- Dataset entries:
Begin
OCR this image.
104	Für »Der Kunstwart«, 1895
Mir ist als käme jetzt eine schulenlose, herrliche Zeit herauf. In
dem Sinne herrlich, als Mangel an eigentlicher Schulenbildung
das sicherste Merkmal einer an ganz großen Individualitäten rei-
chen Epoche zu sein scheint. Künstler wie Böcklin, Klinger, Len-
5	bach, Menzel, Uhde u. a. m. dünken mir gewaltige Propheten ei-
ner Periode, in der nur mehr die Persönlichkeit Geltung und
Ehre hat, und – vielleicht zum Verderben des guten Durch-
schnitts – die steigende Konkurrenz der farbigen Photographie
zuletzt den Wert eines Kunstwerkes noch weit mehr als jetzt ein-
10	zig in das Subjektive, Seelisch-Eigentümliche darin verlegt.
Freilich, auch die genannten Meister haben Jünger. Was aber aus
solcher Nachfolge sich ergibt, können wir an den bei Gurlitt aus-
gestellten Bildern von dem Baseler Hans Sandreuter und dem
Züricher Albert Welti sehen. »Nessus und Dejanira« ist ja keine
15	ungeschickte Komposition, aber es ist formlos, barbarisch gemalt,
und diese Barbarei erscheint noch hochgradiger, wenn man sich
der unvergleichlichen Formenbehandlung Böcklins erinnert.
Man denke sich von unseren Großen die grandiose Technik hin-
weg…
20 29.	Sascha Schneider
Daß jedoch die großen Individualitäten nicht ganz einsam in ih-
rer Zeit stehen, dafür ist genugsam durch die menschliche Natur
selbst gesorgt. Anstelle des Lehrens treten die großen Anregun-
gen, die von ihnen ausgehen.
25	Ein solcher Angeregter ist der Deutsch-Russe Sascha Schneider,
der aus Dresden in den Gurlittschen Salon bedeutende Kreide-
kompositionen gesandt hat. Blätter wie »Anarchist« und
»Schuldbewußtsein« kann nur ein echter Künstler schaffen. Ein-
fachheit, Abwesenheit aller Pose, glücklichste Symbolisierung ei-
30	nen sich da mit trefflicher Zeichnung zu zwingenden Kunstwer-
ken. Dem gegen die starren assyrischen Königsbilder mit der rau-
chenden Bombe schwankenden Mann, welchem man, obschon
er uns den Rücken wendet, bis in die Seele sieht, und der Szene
End
- AIM OF THE TASK: In the records above, find each line that holds the word "ganz"; copy all such lines.

- COMPLETE RESPONSE:
das sicherste Merkmal einer an ganz großen Individualitäten rei-
Daß jedoch die großen Individualitäten nicht ganz einsam in ih-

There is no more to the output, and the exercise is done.